| Exercise requirements |
Work out how many lines of the listing hold the string "Products", then answer with that number and nothing else.

| Record list |

◇ ◇ ◇ ◇ ◇ ◇ ◇

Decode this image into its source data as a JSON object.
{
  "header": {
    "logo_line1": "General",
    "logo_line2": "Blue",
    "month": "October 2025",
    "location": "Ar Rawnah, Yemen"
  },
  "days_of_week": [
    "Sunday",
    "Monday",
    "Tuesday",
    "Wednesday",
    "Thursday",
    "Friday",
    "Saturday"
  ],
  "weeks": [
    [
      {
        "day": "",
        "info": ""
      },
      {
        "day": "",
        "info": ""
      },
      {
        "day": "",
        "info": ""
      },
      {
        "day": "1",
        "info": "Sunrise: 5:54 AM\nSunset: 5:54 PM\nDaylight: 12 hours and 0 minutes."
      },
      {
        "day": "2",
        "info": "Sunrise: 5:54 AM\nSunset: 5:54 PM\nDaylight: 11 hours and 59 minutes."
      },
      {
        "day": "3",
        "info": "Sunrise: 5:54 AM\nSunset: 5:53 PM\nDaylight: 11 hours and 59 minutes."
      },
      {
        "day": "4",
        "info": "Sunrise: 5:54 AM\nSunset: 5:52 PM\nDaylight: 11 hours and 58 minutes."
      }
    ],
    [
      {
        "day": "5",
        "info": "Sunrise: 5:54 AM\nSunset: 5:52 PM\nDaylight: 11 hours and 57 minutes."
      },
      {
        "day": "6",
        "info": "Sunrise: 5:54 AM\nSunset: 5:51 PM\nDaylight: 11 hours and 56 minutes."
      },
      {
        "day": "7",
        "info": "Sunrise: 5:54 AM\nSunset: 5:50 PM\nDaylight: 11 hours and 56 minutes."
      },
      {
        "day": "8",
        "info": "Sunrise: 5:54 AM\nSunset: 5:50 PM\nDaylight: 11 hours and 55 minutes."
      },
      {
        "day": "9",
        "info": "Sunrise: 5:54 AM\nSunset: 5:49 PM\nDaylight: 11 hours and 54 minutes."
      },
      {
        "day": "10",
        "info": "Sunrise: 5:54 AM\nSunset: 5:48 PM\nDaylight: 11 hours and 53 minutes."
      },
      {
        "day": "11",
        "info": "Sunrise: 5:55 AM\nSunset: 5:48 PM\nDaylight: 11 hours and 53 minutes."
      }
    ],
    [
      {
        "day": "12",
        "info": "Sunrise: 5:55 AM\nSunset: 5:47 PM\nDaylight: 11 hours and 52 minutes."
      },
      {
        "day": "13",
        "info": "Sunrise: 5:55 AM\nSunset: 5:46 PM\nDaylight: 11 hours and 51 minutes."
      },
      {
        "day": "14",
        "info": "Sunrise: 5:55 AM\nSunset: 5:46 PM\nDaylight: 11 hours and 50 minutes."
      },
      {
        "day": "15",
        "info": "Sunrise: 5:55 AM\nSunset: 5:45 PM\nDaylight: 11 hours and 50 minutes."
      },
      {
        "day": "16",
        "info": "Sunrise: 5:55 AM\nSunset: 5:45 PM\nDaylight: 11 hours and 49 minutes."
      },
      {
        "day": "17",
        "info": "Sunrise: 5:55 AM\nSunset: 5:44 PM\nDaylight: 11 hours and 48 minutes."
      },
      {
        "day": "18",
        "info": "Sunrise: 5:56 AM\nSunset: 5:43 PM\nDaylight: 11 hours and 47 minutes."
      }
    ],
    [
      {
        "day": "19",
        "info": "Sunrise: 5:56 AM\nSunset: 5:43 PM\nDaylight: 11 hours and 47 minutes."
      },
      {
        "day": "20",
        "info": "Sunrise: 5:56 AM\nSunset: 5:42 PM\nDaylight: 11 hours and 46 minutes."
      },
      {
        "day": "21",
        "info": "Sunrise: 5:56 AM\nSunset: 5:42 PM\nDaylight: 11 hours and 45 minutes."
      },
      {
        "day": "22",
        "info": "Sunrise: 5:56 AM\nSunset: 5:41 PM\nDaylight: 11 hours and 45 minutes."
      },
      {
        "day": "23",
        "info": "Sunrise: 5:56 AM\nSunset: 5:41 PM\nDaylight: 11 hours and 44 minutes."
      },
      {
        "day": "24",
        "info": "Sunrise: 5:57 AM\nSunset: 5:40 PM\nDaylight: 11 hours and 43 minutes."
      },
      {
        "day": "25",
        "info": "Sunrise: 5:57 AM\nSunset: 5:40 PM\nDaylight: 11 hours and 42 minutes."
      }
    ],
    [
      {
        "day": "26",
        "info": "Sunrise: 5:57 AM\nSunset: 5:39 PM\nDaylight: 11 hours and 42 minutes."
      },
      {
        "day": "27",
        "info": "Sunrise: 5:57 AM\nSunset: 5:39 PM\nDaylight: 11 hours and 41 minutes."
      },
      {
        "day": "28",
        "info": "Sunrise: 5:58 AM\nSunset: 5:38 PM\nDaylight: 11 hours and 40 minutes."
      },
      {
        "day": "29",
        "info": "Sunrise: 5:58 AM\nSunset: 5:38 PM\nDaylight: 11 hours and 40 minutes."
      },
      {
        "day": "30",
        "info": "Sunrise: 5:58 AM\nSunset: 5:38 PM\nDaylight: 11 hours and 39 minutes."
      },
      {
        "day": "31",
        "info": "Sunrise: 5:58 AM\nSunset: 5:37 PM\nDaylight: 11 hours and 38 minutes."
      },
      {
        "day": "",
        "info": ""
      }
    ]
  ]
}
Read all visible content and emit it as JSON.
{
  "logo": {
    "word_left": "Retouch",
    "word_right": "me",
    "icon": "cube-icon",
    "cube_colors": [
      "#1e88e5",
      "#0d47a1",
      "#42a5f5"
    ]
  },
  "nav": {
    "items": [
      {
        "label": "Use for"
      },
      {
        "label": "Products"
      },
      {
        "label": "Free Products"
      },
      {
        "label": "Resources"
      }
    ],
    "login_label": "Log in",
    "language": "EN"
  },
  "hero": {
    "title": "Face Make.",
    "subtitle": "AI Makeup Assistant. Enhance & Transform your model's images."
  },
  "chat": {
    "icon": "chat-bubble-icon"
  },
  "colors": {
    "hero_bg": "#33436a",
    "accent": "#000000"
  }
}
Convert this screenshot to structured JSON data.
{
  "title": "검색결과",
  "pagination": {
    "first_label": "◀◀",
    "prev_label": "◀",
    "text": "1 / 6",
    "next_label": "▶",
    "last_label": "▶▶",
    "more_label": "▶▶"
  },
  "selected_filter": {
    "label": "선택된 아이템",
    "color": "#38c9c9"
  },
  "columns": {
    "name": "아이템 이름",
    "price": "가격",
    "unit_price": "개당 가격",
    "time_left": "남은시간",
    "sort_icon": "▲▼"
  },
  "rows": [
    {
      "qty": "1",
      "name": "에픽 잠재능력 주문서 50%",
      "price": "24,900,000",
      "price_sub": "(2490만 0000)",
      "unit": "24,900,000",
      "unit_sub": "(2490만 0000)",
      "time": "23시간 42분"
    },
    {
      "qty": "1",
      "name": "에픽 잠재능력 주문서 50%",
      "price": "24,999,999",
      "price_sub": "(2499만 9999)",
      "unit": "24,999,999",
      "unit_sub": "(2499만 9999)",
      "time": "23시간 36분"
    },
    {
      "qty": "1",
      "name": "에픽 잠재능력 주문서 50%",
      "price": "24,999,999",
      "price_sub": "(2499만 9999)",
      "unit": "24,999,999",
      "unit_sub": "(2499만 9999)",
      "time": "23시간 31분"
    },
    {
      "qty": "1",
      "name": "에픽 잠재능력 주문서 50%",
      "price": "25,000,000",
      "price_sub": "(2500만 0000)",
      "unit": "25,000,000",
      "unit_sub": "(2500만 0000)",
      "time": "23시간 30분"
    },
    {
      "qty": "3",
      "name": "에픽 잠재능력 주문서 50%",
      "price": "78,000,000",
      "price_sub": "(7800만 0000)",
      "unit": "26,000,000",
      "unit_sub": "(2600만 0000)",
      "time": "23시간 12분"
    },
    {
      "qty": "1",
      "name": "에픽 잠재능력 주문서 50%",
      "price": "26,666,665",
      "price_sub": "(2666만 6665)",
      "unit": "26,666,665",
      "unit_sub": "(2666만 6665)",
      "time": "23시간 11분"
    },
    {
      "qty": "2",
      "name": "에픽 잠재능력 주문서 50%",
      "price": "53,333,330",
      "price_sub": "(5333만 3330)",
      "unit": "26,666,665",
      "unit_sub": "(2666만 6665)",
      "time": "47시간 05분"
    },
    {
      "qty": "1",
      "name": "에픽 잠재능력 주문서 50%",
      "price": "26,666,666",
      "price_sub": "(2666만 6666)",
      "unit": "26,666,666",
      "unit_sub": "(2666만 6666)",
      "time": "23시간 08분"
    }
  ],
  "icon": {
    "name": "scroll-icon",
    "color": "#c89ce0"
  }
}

◇ ◇ ◇ ◇ ◇ ◇ ◇

| Result of the exercise |
2